**Collected data entries**

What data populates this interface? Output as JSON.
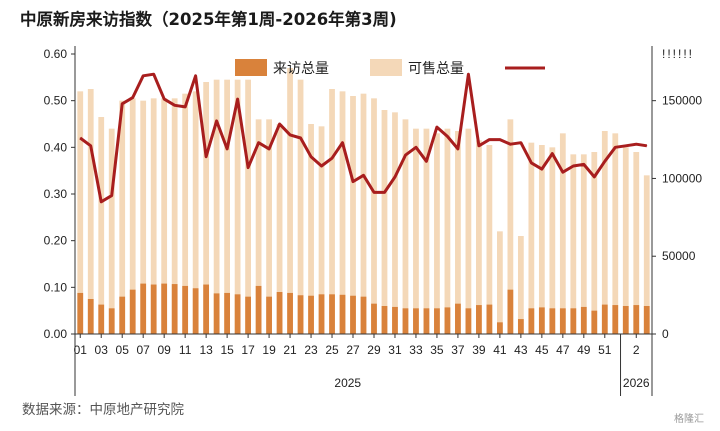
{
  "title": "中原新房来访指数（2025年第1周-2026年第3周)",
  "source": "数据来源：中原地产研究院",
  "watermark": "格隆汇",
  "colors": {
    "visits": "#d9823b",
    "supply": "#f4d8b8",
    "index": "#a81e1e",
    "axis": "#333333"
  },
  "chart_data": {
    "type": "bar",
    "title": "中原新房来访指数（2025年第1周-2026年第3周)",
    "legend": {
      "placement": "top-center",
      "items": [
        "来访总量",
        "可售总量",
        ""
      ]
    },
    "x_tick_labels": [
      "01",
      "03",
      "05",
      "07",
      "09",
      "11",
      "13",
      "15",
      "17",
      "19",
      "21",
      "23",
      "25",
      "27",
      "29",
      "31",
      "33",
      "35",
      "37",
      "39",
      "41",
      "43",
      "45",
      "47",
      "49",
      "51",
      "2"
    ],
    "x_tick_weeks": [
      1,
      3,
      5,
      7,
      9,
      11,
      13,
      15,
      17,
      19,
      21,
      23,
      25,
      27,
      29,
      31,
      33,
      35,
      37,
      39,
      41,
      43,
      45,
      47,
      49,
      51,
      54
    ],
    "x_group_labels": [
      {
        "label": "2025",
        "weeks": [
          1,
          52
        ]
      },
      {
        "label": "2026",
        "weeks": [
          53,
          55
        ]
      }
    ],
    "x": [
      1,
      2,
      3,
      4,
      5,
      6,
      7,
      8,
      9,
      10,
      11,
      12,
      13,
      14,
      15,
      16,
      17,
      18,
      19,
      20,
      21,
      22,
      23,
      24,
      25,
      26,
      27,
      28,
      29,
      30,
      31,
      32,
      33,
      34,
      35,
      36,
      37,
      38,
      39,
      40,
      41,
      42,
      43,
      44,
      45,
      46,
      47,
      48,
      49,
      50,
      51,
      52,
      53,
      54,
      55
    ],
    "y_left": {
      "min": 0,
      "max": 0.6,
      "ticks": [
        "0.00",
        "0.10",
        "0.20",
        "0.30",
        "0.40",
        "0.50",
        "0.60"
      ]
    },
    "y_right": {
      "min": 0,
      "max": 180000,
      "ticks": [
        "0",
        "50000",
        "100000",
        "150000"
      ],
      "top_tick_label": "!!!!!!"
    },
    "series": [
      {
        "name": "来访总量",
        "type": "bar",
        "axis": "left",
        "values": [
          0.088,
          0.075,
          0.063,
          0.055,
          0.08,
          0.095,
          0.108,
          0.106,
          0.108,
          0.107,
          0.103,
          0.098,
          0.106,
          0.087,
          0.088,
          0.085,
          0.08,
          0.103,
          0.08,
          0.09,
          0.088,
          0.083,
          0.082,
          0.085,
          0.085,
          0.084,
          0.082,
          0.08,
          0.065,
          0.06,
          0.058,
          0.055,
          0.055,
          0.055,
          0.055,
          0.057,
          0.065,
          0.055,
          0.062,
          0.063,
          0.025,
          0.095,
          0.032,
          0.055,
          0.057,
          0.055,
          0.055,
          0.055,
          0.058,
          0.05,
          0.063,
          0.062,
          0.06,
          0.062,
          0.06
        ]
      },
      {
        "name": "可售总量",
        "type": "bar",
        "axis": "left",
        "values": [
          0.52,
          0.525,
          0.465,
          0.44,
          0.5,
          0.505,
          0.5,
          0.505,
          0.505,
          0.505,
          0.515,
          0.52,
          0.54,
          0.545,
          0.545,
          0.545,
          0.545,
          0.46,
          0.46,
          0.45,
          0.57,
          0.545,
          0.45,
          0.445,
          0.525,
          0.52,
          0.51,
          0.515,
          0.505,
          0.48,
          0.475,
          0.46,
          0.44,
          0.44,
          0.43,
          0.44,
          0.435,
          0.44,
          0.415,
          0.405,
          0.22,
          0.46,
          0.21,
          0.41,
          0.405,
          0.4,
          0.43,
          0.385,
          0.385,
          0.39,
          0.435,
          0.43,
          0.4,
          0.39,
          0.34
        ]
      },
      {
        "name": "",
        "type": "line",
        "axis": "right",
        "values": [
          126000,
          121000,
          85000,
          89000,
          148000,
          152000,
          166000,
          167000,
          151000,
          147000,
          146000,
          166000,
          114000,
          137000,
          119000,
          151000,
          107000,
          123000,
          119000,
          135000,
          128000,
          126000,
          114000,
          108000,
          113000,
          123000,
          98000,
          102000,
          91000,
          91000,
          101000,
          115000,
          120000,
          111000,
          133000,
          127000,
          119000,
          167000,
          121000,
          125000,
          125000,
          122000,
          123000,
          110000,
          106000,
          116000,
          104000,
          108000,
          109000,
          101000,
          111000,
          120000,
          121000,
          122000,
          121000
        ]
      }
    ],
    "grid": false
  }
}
...
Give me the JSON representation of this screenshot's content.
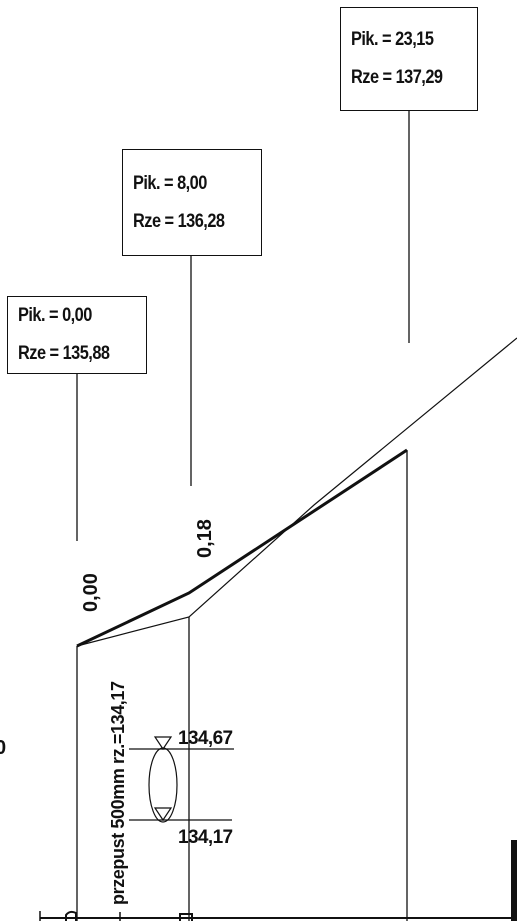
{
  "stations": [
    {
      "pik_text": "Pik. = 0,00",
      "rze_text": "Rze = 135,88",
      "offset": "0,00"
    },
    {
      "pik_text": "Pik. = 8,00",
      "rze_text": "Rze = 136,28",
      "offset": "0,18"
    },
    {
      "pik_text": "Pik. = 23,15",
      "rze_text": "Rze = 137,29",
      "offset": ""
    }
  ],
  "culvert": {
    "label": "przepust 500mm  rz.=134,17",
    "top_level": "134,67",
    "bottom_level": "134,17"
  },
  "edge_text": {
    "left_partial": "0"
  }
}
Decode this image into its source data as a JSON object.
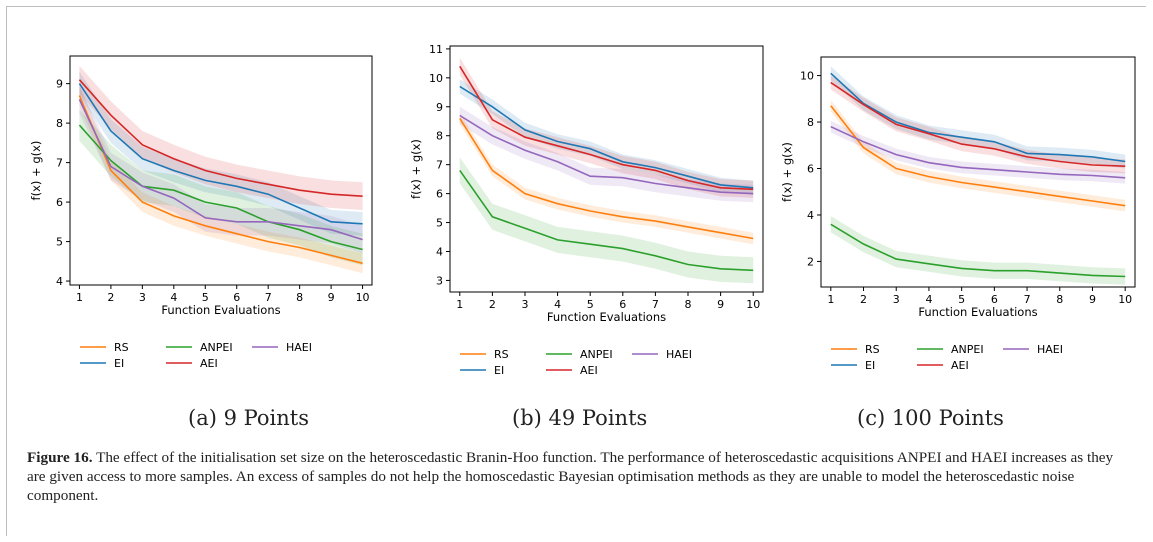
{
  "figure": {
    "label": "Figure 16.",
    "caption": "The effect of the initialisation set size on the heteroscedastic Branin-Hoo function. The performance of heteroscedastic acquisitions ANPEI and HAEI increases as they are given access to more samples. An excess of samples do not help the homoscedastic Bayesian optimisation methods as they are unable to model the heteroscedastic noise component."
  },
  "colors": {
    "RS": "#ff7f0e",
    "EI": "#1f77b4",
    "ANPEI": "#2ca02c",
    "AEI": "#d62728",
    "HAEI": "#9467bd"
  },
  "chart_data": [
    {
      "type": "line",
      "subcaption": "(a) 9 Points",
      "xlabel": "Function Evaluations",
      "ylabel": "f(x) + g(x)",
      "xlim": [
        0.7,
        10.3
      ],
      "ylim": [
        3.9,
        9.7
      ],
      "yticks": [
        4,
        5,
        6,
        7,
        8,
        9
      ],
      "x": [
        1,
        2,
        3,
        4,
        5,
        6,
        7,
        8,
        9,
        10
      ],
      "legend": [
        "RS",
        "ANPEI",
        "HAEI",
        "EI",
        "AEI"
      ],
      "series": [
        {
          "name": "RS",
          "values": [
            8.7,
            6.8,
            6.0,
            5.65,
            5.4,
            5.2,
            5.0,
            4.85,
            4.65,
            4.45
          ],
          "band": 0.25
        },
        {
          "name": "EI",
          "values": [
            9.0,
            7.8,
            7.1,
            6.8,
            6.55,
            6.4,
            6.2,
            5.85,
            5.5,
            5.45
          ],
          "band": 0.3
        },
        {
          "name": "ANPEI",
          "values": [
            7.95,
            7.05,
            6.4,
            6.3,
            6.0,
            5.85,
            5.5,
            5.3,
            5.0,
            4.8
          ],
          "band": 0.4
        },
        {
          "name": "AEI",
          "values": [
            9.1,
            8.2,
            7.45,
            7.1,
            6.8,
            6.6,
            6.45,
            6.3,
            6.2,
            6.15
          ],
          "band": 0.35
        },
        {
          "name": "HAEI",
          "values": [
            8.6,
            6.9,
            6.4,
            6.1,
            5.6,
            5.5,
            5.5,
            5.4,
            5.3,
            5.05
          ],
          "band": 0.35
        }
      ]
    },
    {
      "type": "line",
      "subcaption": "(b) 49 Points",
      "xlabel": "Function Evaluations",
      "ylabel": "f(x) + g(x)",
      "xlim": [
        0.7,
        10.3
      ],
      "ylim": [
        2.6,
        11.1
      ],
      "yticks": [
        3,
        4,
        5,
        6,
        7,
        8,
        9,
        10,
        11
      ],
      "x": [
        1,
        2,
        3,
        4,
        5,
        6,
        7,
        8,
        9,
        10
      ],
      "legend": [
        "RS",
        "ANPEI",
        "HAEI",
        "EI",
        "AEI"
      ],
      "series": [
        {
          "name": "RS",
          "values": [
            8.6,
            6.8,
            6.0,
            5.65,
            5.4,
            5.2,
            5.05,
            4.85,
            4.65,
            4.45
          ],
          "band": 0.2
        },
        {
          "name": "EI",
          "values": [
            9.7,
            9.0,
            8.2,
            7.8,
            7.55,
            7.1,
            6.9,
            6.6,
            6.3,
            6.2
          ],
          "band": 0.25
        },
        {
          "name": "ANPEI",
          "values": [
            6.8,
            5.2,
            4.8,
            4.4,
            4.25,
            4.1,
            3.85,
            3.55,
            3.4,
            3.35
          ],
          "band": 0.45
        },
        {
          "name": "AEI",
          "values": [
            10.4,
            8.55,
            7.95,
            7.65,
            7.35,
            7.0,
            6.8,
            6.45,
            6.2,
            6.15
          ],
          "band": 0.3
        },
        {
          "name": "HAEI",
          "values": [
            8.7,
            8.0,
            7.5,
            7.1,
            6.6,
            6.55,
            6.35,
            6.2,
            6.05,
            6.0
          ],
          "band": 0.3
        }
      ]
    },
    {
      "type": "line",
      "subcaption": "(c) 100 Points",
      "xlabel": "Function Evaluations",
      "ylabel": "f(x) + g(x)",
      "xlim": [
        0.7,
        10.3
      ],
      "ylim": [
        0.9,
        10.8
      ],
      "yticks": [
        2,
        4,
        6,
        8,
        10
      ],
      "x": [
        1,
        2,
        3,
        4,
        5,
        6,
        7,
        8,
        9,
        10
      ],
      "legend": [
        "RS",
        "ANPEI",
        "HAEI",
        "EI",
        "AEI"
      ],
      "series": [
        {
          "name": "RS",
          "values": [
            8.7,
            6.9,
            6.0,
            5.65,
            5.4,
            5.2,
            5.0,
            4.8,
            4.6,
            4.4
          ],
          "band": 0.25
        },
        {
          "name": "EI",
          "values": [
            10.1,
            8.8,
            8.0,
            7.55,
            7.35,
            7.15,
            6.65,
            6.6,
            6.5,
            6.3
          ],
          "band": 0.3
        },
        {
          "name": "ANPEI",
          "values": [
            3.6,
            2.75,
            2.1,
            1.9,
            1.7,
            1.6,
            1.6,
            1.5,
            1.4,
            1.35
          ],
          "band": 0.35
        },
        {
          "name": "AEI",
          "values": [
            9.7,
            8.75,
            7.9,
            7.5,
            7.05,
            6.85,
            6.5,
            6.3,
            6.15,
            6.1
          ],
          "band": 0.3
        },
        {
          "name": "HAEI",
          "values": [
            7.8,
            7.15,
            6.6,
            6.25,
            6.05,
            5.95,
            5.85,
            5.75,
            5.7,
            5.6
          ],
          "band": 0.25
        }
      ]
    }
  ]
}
* * *
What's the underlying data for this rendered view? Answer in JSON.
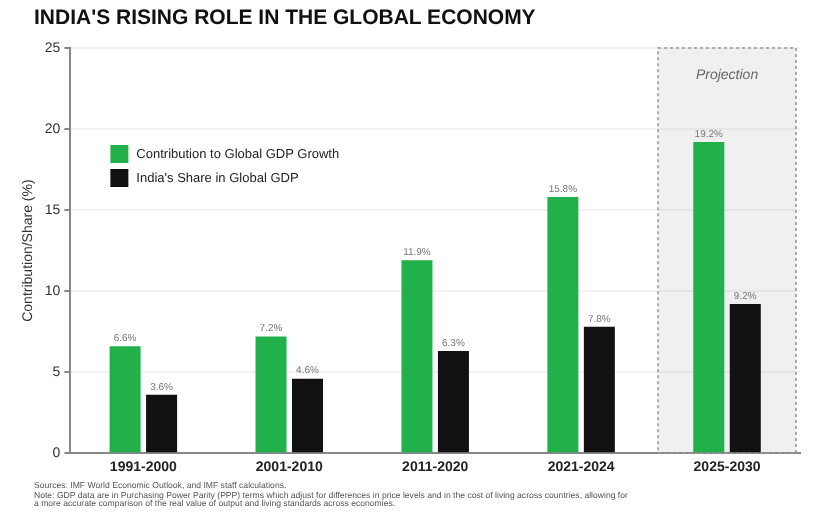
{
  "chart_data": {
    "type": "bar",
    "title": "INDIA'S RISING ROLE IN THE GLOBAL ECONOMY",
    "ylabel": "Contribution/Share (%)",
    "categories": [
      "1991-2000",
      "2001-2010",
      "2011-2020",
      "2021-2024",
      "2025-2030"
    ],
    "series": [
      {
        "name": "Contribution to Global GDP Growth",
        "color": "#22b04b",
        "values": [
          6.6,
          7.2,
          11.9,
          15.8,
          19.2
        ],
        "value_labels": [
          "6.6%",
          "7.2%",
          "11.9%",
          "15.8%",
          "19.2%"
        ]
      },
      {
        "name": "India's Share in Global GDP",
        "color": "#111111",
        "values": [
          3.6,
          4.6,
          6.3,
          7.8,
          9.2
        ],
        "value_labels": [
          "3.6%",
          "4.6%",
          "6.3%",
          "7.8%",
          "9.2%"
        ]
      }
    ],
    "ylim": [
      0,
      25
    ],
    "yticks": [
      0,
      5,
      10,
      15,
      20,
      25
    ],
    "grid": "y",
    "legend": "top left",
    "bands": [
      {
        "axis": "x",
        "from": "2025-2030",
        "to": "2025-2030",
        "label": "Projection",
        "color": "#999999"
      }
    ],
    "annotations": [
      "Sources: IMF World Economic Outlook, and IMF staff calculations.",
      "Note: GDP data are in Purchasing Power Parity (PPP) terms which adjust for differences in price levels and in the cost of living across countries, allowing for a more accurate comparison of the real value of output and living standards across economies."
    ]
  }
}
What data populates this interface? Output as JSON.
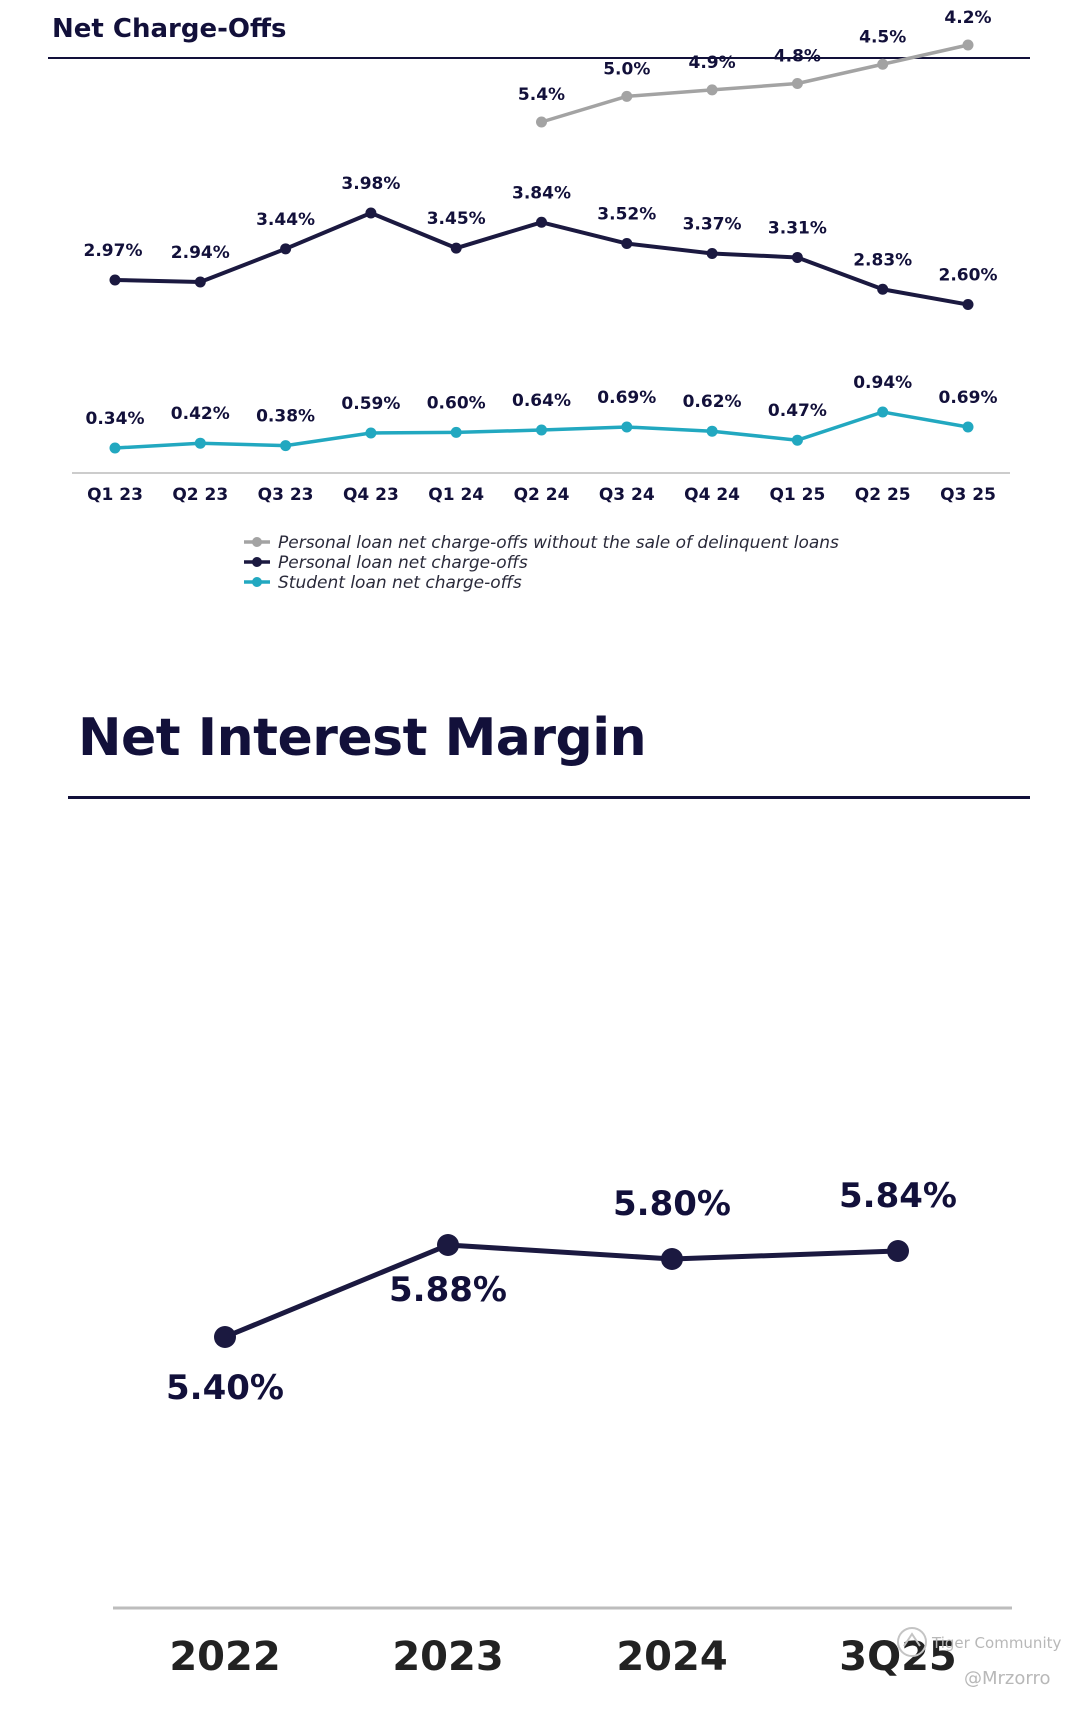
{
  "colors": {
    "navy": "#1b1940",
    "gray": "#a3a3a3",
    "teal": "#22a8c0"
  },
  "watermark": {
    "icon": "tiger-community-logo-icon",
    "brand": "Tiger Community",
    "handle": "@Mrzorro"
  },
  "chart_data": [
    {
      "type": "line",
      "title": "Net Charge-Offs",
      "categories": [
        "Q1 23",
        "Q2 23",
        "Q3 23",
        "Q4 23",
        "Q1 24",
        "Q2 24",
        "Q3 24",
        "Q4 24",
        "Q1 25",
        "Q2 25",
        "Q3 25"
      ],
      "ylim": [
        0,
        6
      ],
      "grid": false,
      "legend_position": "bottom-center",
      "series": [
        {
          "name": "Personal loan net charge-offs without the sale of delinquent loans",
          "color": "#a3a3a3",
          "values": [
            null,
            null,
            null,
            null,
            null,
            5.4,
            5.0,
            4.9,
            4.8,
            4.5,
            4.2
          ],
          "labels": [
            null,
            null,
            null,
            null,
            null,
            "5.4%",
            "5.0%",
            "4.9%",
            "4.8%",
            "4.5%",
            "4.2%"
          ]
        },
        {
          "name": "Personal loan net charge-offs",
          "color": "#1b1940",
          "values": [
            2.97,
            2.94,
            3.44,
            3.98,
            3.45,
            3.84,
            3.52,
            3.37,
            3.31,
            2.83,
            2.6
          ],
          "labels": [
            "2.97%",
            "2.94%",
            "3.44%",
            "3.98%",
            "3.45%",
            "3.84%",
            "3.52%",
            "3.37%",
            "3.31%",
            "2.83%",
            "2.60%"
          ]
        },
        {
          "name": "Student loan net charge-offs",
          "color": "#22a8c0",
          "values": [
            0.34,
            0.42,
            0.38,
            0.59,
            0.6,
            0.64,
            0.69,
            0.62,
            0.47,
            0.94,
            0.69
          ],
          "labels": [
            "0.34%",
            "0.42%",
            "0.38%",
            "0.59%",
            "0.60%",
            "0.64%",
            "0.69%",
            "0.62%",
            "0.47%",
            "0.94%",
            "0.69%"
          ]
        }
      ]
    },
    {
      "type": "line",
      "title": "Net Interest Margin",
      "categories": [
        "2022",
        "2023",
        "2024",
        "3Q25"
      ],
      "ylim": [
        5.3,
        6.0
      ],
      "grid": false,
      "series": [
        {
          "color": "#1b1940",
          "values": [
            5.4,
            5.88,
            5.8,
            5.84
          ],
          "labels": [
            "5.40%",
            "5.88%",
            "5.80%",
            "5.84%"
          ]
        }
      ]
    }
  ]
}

**Work to do**
How many lines in the listing above contain the string "Points"? Answer with the number only.

**Finished answer**
3